EXERCISE INSTRUCTIONS:
Report every line in the listing that contains the string "text".
********
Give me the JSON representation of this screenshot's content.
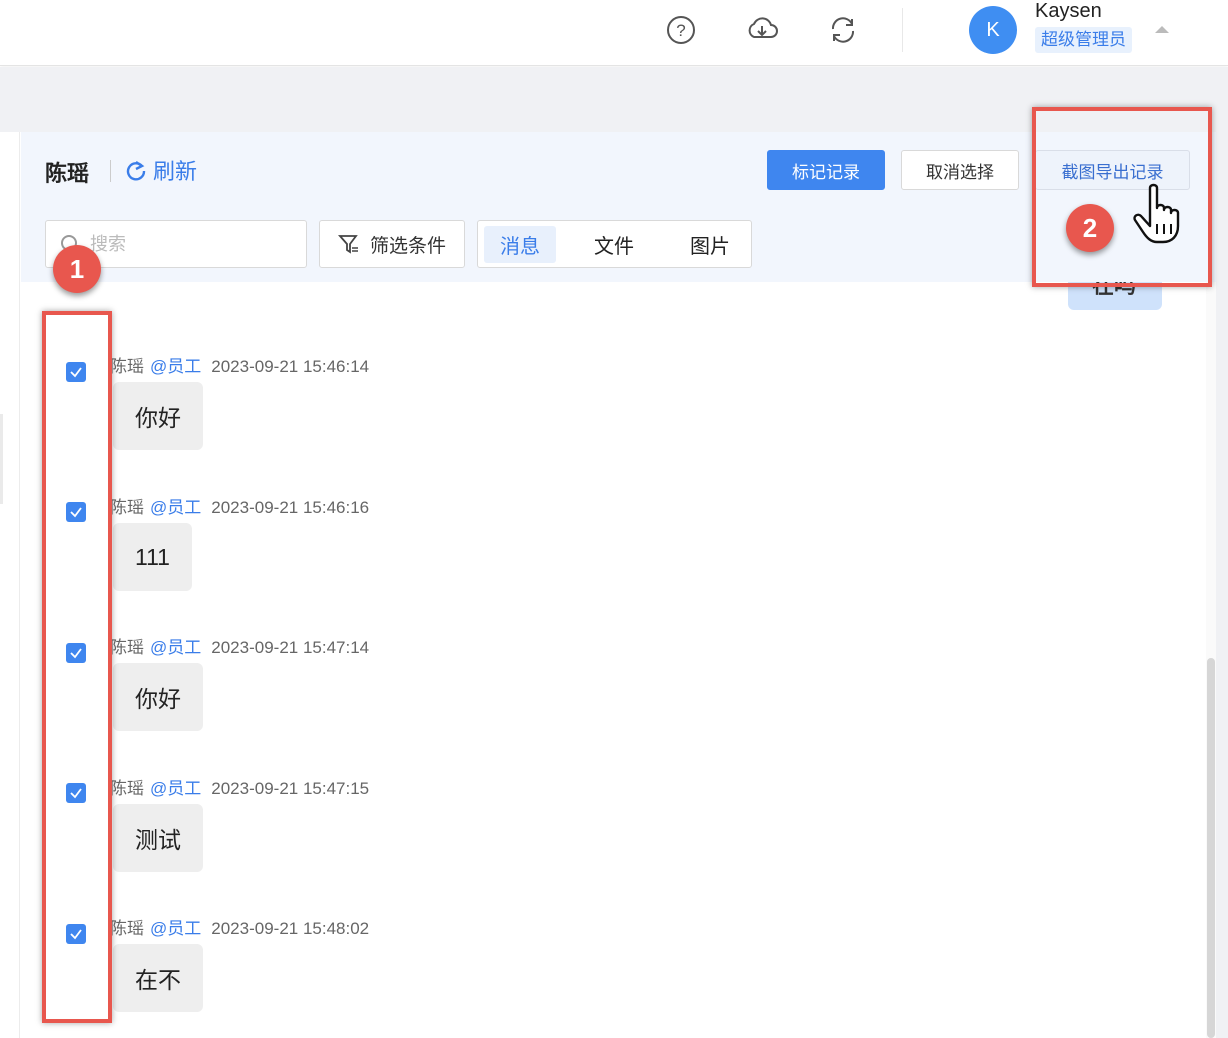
{
  "topbar": {
    "icons": [
      "help-icon",
      "cloud-download-icon",
      "sync-icon"
    ],
    "user": {
      "avatar_letter": "K",
      "name": "Kaysen",
      "role": "超级管理员"
    }
  },
  "chat_header": {
    "contact_name": "陈瑶",
    "refresh_label": "刷新"
  },
  "actions": {
    "mark_label": "标记记录",
    "cancel_label": "取消选择",
    "export_label": "截图导出记录"
  },
  "search": {
    "placeholder": "搜索",
    "value": ""
  },
  "filter": {
    "label": "筛选条件"
  },
  "tabs": [
    {
      "label": "消息",
      "active": true
    },
    {
      "label": "文件",
      "active": false
    },
    {
      "label": "图片",
      "active": false
    }
  ],
  "messages": [
    {
      "sender": "陈瑶",
      "role": "@员工",
      "time": "2023-09-21 15:46:14",
      "text": "你好",
      "checked": true
    },
    {
      "sender": "陈瑶",
      "role": "@员工",
      "time": "2023-09-21 15:46:16",
      "text": "111",
      "checked": true
    },
    {
      "sender": "陈瑶",
      "role": "@员工",
      "time": "2023-09-21 15:47:14",
      "text": "你好",
      "checked": true
    },
    {
      "sender": "陈瑶",
      "role": "@员工",
      "time": "2023-09-21 15:47:15",
      "text": "测试",
      "checked": true
    },
    {
      "sender": "陈瑶",
      "role": "@员工",
      "time": "2023-09-21 15:48:02",
      "text": "在不",
      "checked": true
    }
  ],
  "annotations": [
    {
      "label": "1"
    },
    {
      "label": "2"
    }
  ],
  "colors": {
    "primary": "#3f86ef",
    "annotation": "#e8574e",
    "panel_bg": "#f2f6fd"
  }
}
********
EXERCISE SOLUTION:
      "text": "你好",
      "text": "111",
      "text": "你好",
      "text": "测试",
      "text": "在不",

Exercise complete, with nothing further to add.